## Soal yang Diberikan 1
Jawab pertanyaan berikut berdasarkan teks tentang transmigrasi Jawa di Aceh Tengah:
(a) Pada bulan dan tahun berapa program transmigrasi ke Kecamatan Jagong Jeget dilaksanakan?
(b) Sejak era apa transmigrasi juga difungsikan untuk meningkatkan produksi pertanian dan memperluas lahan garapan?
(c) Siapa penulis skripsi yang dikutip Nukilan.id?
## Soal yang Diberikan 2
Lanjutkan teks tentang transmigrasi Jawa di Aceh Tengah mulai dari kalimat terakhirnya.

## Kutipan Teks
Sejarah Transmigrasi Jawa di Aceh Tengah: Perjalanan, Faktor, dan Perjuangan Hidup

Share

NUKILAN.id | Takengon – Kecamatan Jagong Jeget di Kabupaten Aceh Tengah memiliki komposisi penduduk yang unik. Berbeda dengan wilayah lain di sekitarnya yang didominasi oleh masyarakat Gayo dan Aceh, mayoritas warga di kecamatan ini berasal dari Jawa. Keberadaan mereka merupakan hasil dari program transmigrasi yang dilaksanakan pemerintah pada Maret 1982. Program ini bertujuan untuk mengatasi kepadatan penduduk di Jawa dan membuka peluang ekonomi baru di daerah lain di Indonesia.

Transmigrasi adalah kebijakan pemerintah yang bertujuan untuk pemerataan penduduk dan peningkatan kesejahteraan masyarakat. Sejak era Orde Baru, transmigrasi tidak hanya berfungsi untuk mengurangi kepadatan di Jawa, tetapi juga untuk meningkatkan produksi pertanian, memperluas lahan garapan, serta memperkuat persatuan dan kesatuan bangsa melalui interaksi budaya di daerah tujuan.

Nukilan.id mengutip skripsi yang ditulis oleh Trianda Yuriska berjudul Sejarah Transmigrasi Jawa di Kecamatan Jagong Jeget. Dalam skripsi tersebut, Trianda Yuriska menjelaskan bahwa program transmigrasi di Kecamatan Jagong Jeget membawa banyak keluarga dari berbagai daerah di Jawa, seperti Cilacap, Banjarnegara, Yogyakarta, dan Magelang. Para transmigran datang dengan harapan memperoleh kehidupan yang lebih baik, meskipun harus menghadapi berbagai tantangan di tanah baru.

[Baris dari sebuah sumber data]
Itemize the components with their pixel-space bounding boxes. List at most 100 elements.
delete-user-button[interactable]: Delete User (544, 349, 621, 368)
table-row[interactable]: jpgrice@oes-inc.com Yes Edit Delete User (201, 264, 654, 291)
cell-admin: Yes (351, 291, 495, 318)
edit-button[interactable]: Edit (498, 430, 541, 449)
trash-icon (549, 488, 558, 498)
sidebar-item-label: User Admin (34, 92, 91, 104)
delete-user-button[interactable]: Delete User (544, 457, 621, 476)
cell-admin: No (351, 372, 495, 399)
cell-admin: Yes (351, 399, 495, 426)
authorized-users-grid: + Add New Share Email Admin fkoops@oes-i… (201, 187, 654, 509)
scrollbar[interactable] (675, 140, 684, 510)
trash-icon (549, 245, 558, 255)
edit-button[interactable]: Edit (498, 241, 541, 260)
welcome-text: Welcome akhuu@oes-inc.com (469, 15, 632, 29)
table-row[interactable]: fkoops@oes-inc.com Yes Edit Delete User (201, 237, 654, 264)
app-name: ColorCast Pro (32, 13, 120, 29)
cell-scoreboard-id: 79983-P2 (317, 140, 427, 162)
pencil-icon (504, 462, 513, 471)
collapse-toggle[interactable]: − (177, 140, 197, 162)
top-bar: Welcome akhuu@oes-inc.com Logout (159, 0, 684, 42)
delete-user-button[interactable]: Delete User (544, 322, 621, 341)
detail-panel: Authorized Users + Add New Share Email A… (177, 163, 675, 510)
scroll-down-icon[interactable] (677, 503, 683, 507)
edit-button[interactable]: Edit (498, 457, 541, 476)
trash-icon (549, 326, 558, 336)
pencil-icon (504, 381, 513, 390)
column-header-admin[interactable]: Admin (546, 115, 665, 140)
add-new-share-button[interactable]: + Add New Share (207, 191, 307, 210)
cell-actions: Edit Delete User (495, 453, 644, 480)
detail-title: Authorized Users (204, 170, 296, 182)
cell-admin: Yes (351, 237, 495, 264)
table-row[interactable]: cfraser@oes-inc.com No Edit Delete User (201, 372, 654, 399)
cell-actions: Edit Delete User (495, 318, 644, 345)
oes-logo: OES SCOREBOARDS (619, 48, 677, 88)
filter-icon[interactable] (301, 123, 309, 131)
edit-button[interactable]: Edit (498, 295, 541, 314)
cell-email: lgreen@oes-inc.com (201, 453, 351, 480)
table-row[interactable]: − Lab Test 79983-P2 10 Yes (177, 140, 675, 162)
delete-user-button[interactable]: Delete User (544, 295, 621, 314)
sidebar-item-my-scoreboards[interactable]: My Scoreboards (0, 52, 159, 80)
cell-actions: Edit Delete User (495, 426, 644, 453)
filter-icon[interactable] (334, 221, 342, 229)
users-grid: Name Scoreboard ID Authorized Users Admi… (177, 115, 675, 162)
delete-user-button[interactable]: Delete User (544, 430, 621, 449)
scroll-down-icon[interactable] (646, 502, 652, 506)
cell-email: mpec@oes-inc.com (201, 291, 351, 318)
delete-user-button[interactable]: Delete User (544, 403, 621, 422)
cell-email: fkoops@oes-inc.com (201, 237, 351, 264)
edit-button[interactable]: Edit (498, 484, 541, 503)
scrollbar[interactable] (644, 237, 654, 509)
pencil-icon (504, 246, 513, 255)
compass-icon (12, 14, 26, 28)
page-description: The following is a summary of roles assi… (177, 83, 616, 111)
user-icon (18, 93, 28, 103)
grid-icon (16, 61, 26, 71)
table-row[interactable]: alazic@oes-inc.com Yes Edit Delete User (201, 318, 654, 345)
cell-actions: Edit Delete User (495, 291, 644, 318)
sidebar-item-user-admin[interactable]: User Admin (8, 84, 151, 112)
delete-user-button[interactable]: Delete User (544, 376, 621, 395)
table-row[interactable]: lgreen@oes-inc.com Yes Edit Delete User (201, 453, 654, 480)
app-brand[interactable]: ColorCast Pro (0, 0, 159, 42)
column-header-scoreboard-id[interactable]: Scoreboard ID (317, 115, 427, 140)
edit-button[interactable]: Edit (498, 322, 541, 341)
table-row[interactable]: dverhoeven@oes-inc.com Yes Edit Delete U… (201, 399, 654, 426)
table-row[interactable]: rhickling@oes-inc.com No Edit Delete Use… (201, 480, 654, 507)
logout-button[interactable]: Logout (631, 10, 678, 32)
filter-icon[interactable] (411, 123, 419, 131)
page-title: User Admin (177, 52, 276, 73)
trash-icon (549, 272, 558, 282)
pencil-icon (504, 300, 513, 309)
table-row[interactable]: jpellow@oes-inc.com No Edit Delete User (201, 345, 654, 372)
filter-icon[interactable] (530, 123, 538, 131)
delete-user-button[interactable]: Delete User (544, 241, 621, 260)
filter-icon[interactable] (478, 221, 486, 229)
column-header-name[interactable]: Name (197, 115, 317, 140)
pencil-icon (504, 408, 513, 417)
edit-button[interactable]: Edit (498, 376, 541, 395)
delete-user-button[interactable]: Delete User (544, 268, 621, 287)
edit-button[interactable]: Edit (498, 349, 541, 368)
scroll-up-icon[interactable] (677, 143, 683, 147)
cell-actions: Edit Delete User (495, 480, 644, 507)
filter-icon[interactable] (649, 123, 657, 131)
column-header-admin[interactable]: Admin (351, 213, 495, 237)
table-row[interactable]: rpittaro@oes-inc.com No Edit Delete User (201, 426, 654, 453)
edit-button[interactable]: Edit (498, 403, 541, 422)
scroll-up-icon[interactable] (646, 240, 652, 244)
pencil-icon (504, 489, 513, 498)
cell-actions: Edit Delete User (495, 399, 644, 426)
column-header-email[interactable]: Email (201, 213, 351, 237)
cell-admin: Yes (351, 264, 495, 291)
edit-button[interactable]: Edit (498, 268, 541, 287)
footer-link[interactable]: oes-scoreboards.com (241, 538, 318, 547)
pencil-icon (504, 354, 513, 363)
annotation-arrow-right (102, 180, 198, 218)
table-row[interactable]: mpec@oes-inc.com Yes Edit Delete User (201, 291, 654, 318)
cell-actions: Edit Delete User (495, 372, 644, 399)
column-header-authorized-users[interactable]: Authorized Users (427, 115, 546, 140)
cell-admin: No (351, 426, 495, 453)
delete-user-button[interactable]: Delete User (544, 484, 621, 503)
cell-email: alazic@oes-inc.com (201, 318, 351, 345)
---
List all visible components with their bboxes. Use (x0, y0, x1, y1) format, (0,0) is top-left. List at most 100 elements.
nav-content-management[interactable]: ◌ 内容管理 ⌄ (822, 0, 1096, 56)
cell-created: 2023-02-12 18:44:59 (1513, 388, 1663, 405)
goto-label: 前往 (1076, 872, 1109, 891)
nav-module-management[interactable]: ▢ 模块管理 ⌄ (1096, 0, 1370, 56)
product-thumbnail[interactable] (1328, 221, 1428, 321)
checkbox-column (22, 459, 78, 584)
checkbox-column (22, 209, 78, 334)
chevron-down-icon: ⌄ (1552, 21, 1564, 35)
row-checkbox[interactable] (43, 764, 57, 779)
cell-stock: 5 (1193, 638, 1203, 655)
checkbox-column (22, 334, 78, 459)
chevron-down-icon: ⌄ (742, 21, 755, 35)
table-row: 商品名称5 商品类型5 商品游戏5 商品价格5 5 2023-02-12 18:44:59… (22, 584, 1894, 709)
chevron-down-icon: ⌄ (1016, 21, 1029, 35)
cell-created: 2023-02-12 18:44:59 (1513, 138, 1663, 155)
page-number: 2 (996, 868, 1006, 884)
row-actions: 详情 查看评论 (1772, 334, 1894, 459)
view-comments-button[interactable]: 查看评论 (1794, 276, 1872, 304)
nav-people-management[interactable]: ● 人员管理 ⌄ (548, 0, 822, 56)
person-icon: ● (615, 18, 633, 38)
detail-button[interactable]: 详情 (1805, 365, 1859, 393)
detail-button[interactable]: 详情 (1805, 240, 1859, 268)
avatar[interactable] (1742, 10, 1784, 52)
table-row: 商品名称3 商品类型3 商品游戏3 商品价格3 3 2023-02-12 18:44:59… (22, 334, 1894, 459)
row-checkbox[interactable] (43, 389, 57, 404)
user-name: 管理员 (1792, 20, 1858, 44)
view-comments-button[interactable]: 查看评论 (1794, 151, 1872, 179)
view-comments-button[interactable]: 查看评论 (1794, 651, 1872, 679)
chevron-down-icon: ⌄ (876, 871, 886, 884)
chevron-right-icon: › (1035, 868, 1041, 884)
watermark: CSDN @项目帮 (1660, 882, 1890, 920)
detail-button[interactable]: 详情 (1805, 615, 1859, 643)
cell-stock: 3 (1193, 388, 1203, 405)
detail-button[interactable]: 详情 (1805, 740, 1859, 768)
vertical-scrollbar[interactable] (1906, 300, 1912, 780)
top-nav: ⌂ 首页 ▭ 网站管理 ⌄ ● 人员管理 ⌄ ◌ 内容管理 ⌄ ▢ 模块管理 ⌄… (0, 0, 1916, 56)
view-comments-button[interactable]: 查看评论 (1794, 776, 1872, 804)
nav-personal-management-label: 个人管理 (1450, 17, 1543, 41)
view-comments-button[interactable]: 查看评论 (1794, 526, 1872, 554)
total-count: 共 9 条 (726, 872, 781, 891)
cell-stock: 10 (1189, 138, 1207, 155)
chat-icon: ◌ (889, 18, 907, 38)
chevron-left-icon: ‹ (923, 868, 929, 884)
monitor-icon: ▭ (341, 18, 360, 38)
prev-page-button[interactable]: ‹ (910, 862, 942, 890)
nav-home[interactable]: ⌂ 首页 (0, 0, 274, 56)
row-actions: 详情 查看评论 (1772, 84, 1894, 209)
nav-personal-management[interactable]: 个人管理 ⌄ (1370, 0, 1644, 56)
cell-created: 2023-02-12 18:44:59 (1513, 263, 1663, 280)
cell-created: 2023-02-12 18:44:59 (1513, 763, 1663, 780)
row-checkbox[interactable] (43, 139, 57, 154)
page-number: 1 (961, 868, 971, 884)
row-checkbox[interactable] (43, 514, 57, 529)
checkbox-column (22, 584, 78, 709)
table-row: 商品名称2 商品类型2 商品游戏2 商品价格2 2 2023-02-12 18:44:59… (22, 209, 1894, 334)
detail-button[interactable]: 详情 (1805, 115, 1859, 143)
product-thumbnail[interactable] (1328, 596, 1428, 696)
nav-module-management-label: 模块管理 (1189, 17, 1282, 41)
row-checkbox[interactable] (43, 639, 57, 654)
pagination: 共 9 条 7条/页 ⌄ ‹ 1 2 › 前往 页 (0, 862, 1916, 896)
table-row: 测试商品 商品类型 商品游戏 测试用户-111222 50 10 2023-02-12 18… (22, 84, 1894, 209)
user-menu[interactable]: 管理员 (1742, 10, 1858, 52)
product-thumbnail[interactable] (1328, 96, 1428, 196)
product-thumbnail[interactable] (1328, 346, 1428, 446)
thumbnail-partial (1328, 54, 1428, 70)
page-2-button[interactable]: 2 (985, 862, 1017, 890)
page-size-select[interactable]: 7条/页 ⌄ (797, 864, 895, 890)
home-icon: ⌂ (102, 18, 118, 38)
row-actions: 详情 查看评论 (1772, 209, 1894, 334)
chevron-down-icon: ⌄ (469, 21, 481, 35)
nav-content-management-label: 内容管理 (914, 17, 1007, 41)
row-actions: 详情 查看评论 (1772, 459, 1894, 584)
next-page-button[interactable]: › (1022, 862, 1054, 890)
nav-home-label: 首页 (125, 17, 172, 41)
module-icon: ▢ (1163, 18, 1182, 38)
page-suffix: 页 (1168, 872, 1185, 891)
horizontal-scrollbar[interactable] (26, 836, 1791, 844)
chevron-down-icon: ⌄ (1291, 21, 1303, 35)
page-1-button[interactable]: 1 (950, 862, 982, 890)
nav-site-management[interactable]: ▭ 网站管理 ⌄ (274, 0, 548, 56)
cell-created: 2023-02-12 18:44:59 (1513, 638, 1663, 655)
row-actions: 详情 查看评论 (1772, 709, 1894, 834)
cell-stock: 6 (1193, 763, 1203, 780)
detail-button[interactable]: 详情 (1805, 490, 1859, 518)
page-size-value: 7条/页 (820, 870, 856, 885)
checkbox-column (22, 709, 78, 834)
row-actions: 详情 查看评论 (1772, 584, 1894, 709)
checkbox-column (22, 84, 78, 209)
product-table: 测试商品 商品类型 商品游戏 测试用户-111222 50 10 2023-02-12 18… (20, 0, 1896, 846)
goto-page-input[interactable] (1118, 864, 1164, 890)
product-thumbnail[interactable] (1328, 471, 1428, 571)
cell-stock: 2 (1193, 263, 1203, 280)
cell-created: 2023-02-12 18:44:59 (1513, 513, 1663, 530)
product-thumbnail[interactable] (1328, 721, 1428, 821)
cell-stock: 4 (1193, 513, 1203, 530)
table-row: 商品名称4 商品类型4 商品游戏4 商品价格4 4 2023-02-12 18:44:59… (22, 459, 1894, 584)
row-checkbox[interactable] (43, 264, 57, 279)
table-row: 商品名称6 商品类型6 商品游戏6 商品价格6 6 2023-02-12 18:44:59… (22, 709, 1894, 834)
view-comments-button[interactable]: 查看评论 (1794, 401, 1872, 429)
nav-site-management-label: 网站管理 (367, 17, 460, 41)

## Jawaban Tertulis 1
(a) Maret 1982.
(b) Era Orde Baru.
(c) Trianda Yuriska.

## Jawaban Tertulis 2
Sebagian besar transmigran memilih untuk berpindah karena faktor ekonomi yang sulit di kampung halaman. Hal ini disampaikan oleh beberapa warga yang menjadi saksi sejarah perjalanan mereka.

Sarwi, seorang transmigran asal Magelang yang termasuk dalam golongan kelima, berbagi kisahnya tentang alasan di balik keputusannya untuk pindah.

“Yang jelas rata-rata kan orang transmigrasi ini kan orang yang bermasalah seperti masalah ekonomi dan masalah lainnya, tapi kebanyakan masalah ekonomi begitu,” ujarnya. Ia menambahkan bahwa sejak usia 14 tahun ia sudah berkeluarga dan memiliki seorang anak, sehingga keputusannya untuk berpindah adalah demi mengubah nasib.

Senada dengan Sarwi, Hikmah, yang datang sebagai bagian dari kelompok pertama, juga merasakan tekanan ekonomi yang berat di kampung halamannya. Sebagai anak pertama dari sembilan bersaudara, ia harus menjadi tulang punggung keluarga.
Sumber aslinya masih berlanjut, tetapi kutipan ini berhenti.